Brief: Look through the records below and collect all lines that hold the string "first".

-------------------------

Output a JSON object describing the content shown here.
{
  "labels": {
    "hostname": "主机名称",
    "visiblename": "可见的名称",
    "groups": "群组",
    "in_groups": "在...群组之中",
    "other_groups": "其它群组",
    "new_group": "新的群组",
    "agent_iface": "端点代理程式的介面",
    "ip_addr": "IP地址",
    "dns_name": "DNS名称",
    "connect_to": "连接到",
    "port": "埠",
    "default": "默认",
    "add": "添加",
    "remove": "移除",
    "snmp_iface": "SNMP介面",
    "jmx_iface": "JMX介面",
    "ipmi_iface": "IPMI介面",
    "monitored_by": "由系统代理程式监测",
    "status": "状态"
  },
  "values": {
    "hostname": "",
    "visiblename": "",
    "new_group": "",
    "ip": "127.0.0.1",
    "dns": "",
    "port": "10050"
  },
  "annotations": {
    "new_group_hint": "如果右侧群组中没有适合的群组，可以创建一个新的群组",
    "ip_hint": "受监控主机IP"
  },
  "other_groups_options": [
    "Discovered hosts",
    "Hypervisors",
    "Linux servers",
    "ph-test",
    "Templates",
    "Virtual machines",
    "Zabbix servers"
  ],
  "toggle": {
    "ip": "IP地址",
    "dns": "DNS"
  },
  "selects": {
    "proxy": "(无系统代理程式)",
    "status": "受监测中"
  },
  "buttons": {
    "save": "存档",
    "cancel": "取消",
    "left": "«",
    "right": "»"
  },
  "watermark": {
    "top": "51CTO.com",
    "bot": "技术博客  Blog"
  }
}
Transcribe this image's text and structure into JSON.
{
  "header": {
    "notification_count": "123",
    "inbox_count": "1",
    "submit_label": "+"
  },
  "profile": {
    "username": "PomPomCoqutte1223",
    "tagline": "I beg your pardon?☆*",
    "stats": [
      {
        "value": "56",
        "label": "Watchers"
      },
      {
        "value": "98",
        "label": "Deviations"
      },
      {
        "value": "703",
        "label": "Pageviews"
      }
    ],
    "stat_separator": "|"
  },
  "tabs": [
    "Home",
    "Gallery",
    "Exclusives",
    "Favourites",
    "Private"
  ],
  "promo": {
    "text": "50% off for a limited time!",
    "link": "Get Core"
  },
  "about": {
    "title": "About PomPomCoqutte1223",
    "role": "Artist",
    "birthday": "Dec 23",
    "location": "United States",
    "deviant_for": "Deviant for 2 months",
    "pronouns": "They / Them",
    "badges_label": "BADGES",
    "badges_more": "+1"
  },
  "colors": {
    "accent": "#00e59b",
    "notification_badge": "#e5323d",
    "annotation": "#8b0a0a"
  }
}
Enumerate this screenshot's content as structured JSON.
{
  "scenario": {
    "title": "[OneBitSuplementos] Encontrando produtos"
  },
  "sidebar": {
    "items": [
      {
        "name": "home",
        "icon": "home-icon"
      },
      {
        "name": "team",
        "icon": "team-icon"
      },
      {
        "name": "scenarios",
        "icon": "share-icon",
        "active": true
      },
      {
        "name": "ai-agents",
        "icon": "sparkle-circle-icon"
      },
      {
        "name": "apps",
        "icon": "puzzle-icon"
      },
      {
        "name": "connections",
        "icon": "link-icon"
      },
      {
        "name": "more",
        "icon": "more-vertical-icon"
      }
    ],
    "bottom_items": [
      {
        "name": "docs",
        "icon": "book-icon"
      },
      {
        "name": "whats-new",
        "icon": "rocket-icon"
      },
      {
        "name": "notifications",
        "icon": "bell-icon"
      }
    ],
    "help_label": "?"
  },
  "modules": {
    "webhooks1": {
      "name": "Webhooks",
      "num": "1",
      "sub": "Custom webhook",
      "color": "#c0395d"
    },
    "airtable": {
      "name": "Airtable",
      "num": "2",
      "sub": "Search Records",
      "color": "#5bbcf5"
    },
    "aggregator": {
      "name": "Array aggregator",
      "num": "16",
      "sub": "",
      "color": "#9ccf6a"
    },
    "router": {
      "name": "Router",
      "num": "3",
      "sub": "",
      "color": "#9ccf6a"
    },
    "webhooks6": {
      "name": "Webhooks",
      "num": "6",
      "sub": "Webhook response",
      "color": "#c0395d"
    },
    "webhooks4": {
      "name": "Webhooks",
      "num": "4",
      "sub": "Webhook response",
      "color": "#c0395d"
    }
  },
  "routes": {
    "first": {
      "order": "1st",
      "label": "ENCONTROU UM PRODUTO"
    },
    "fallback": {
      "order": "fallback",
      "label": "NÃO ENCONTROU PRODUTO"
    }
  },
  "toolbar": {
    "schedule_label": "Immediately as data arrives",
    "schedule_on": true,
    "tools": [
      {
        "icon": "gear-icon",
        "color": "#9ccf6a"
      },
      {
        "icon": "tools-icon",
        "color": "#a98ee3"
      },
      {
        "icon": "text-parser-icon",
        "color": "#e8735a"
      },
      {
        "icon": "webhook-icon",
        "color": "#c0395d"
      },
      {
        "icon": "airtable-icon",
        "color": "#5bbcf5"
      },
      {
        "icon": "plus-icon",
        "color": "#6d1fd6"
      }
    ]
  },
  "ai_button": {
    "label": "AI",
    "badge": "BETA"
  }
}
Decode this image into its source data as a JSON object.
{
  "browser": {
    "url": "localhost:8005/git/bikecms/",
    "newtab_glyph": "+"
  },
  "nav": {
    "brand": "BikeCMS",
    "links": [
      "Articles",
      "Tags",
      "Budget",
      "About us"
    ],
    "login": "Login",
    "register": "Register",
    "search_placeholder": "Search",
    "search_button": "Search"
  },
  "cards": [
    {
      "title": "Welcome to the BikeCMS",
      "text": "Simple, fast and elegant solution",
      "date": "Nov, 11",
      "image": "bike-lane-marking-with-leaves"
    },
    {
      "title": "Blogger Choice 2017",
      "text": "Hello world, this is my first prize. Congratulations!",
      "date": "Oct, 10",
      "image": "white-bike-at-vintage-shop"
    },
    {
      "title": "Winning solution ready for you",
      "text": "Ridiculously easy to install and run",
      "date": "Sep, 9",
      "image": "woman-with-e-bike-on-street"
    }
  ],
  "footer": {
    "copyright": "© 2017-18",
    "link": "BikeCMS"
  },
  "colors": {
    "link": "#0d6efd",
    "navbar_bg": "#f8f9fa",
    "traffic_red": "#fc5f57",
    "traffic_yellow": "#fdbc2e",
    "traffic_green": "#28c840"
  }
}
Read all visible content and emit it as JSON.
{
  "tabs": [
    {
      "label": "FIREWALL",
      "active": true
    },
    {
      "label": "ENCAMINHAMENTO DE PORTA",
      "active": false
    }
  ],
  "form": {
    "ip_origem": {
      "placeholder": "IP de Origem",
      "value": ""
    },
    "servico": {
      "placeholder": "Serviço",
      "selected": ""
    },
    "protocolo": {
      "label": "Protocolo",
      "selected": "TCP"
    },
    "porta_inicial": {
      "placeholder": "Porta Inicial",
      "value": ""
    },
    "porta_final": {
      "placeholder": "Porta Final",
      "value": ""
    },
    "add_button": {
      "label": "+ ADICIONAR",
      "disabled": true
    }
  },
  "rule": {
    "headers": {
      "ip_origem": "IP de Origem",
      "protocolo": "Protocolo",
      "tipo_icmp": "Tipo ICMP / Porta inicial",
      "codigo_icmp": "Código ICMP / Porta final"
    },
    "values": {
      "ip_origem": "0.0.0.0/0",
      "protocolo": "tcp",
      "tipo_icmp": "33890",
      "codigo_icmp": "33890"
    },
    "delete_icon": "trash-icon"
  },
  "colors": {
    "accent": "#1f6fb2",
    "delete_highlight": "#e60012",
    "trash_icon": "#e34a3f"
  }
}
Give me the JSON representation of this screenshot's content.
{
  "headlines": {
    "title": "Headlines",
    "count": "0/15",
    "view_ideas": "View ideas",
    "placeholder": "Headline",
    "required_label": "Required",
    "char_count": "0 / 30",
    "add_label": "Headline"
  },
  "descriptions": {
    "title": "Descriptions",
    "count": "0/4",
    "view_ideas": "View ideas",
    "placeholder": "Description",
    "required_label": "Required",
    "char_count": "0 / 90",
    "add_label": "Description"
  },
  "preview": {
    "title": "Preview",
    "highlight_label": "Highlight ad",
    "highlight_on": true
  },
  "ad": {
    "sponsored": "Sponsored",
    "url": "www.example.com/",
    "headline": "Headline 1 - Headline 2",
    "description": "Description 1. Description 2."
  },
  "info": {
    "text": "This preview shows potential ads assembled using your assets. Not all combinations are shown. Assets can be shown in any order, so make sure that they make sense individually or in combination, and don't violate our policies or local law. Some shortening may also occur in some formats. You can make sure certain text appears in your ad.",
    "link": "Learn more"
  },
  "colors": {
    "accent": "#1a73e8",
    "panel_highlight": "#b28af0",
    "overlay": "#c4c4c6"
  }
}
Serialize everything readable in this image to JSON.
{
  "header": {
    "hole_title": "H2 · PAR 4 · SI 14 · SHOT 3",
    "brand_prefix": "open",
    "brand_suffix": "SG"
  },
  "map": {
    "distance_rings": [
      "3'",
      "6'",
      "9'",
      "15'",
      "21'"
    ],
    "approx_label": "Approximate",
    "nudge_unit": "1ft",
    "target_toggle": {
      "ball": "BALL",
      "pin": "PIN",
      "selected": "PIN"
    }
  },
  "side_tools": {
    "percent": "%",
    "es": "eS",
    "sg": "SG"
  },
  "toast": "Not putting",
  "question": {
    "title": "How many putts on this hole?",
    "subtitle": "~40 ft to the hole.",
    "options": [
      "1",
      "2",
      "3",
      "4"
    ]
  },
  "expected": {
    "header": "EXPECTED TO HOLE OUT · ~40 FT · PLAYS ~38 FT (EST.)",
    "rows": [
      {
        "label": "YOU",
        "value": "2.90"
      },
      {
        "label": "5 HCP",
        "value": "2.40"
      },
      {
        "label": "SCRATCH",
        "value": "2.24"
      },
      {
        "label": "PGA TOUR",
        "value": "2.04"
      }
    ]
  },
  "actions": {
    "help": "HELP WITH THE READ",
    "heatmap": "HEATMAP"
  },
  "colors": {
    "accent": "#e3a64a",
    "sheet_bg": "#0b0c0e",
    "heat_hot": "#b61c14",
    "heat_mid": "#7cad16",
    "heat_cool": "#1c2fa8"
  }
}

-------------------------

Output of the task:
    "first": {
      "text": "Hello world, this is my first prize. Congratulations!",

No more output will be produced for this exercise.